[Records from a dataset]
┌──

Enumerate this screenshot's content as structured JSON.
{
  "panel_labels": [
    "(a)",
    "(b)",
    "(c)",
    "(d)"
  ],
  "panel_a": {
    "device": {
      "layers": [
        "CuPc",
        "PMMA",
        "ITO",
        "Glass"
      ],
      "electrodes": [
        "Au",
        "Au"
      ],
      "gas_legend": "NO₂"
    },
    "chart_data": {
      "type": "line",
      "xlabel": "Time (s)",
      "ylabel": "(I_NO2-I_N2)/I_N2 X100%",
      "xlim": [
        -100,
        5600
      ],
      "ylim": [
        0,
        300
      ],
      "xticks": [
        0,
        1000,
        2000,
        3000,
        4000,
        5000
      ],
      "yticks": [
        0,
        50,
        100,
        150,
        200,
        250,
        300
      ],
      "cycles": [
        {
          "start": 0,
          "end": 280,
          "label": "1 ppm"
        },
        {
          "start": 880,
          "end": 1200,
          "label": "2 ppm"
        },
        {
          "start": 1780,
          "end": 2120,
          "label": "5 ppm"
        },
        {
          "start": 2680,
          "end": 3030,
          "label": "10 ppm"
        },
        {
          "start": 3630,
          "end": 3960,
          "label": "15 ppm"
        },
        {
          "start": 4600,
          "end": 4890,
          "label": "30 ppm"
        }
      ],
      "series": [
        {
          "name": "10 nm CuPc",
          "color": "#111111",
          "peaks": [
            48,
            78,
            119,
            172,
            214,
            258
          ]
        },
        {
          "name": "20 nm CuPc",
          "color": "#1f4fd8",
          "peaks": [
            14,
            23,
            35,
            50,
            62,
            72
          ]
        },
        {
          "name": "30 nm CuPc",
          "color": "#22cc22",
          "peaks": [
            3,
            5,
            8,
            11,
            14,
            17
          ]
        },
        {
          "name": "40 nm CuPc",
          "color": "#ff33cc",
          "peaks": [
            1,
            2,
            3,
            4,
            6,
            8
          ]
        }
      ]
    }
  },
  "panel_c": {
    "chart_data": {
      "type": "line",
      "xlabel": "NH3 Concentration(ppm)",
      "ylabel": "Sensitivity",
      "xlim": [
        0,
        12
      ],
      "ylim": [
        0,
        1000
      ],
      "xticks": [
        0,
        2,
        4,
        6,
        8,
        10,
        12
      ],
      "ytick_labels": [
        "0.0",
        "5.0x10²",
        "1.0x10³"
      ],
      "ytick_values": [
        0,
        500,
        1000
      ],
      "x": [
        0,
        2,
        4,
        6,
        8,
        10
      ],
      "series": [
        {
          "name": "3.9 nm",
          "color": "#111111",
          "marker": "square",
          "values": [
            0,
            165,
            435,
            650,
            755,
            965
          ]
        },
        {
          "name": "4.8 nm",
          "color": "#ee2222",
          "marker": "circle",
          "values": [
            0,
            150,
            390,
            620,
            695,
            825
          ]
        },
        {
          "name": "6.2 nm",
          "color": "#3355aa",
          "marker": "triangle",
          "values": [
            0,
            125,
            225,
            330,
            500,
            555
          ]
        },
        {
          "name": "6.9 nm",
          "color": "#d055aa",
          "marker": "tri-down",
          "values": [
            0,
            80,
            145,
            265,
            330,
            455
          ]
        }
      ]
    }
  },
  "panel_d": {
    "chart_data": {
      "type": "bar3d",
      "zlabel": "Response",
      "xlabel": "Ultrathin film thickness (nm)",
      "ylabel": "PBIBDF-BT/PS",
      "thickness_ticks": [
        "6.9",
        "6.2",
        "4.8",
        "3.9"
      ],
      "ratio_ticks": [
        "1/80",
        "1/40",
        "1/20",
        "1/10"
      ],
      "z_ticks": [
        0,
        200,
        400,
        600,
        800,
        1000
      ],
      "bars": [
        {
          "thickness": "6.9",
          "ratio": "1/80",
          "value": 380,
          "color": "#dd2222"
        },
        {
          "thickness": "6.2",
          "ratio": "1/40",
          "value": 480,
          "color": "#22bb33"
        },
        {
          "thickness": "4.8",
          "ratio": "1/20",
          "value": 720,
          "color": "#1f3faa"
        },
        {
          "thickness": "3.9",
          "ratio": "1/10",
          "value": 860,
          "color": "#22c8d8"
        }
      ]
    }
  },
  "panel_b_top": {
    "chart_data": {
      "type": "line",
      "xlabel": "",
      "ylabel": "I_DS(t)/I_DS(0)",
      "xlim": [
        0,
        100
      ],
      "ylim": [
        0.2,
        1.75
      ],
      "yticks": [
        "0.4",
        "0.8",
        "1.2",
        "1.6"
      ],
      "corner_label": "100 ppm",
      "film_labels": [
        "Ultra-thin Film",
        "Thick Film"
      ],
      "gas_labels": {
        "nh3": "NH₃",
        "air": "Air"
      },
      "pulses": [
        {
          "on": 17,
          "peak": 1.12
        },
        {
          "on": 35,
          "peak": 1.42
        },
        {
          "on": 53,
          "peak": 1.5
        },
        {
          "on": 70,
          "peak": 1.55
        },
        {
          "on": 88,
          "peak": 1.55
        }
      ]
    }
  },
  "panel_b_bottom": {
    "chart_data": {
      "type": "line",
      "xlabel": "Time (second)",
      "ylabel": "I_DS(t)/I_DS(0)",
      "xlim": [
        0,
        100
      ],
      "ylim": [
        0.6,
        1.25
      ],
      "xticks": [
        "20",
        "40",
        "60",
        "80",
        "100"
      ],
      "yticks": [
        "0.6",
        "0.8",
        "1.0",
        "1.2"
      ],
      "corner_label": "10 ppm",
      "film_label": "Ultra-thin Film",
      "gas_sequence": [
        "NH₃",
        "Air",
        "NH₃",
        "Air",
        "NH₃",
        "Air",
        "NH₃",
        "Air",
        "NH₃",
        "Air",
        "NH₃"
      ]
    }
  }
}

└──

Task requirements
Reproduce the full listing exactly.

Exercise answer
Enumerate this screenshot's content as structured JSON.
{
  "panel_labels": [
    "(a)",
    "(b)",
    "(c)",
    "(d)"
  ],
  "panel_a": {
    "device": {
      "layers": [
        "CuPc",
        "PMMA",
        "ITO",
        "Glass"
      ],
      "electrodes": [
        "Au",
        "Au"
      ],
      "gas_legend": "NO₂"
    },
    "chart_data": {
      "type": "line",
      "xlabel": "Time (s)",
      "ylabel": "(I_NO2-I_N2)/I_N2 X100%",
      "xlim": [
        -100,
        5600
      ],
      "ylim": [
        0,
        300
      ],
      "xticks": [
        0,
        1000,
        2000,
        3000,
        4000,
        5000
      ],
      "yticks": [
        0,
        50,
        100,
        150,
        200,
        250,
        300
      ],
      "cycles": [
        {
          "start": 0,
          "end": 280,
          "label": "1 ppm"
        },
        {
          "start": 880,
          "end": 1200,
          "label": "2 ppm"
        },
        {
          "start": 1780,
          "end": 2120,
          "label": "5 ppm"
        },
        {
          "start": 2680,
          "end": 3030,
          "label": "10 ppm"
        },
        {
          "start": 3630,
          "end": 3960,
          "label": "15 ppm"
        },
        {
          "start": 4600,
          "end": 4890,
          "label": "30 ppm"
        }
      ],
      "series": [
        {
          "name": "10 nm CuPc",
          "color": "#111111",
          "peaks": [
            48,
            78,
            119,
            172,
            214,
            258
          ]
        },
        {
          "name": "20 nm CuPc",
          "color": "#1f4fd8",
          "peaks": [
            14,
            23,
            35,
            50,
            62,
            72
          ]
        },
        {
          "name": "30 nm CuPc",
          "color": "#22cc22",
          "peaks": [
            3,
            5,
            8,
            11,
            14,
            17
          ]
        },
        {
          "name": "40 nm CuPc",
          "color": "#ff33cc",
          "peaks": [
            1,
            2,
            3,
            4,
            6,
            8
          ]
        }
      ]
    }
  },
  "panel_c": {
    "chart_data": {
      "type": "line",
      "xlabel": "NH3 Concentration(ppm)",
      "ylabel": "Sensitivity",
      "xlim": [
        0,
        12
      ],
      "ylim": [
        0,
        1000
      ],
      "xticks": [
        0,
        2,
        4,
        6,
        8,
        10,
        12
      ],
      "ytick_labels": [
        "0.0",
        "5.0x10²",
        "1.0x10³"
      ],
      "ytick_values": [
        0,
        500,
        1000
      ],
      "x": [
        0,
        2,
        4,
        6,
        8,
        10
      ],
      "series": [
        {
          "name": "3.9 nm",
          "color": "#111111",
          "marker": "square",
          "values": [
            0,
            165,
            435,
            650,
            755,
            965
          ]
        },
        {
          "name": "4.8 nm",
          "color": "#ee2222",
          "marker": "circle",
          "values": [
            0,
            150,
            390,
            620,
            695,
            825
          ]
        },
        {
          "name": "6.2 nm",
          "color": "#3355aa",
          "marker": "triangle",
          "values": [
            0,
            125,
            225,
            330,
            500,
            555
          ]
        },
        {
          "name": "6.9 nm",
          "color": "#d055aa",
          "marker": "tri-down",
          "values": [
            0,
            80,
            145,
            265,
            330,
            455
          ]
        }
      ]
    }
  },
  "panel_d": {
    "chart_data": {
      "type": "bar3d",
      "zlabel": "Response",
      "xlabel": "Ultrathin film thickness (nm)",
      "ylabel": "PBIBDF-BT/PS",
      "thickness_ticks": [
        "6.9",
        "6.2",
        "4.8",
        "3.9"
      ],
      "ratio_ticks": [
        "1/80",
        "1/40",
        "1/20",
        "1/10"
      ],
      "z_ticks": [
        0,
        200,
        400,
        600,
        800,
        1000
      ],
      "bars": [
        {
          "thickness": "6.9",
          "ratio": "1/80",
          "value": 380,
          "color": "#dd2222"
        },
        {
          "thickness": "6.2",
          "ratio": "1/40",
          "value": 480,
          "color": "#22bb33"
        },
        {
          "thickness": "4.8",
          "ratio": "1/20",
          "value": 720,
          "color": "#1f3faa"
        },
        {
          "thickness": "3.9",
          "ratio": "1/10",
          "value": 860,
          "color": "#22c8d8"
        }
      ]
    }
  },
  "panel_b_top": {
    "chart_data": {
      "type": "line",
      "xlabel": "",
      "ylabel": "I_DS(t)/I_DS(0)",
      "xlim": [
        0,
        100
      ],
      "ylim": [
        0.2,
        1.75
      ],
      "yticks": [
        "0.4",
        "0.8",
        "1.2",
        "1.6"
      ],
      "corner_label": "100 ppm",
      "film_labels": [
        "Ultra-thin Film",
        "Thick Film"
      ],
      "gas_labels": {
        "nh3": "NH₃",
        "air": "Air"
      },
      "pulses": [
        {
          "on": 17,
          "peak": 1.12
        },
        {
          "on": 35,
          "peak": 1.42
        },
        {
          "on": 53,
          "peak": 1.5
        },
        {
          "on": 70,
          "peak": 1.55
        },
        {
          "on": 88,
          "peak": 1.55
        }
      ]
    }
  },
  "panel_b_bottom": {
    "chart_data": {
      "type": "line",
      "xlabel": "Time (second)",
      "ylabel": "I_DS(t)/I_DS(0)",
      "xlim": [
        0,
        100
      ],
      "ylim": [
        0.6,
        1.25
      ],
      "xticks": [
        "20",
        "40",
        "60",
        "80",
        "100"
      ],
      "yticks": [
        "0.6",
        "0.8",
        "1.0",
        "1.2"
      ],
      "corner_label": "10 ppm",
      "film_label": "Ultra-thin Film",
      "gas_sequence": [
        "NH₃",
        "Air",
        "NH₃",
        "Air",
        "NH₃",
        "Air",
        "NH₃",
        "Air",
        "NH₃",
        "Air",
        "NH₃"
      ]
    }
  }
}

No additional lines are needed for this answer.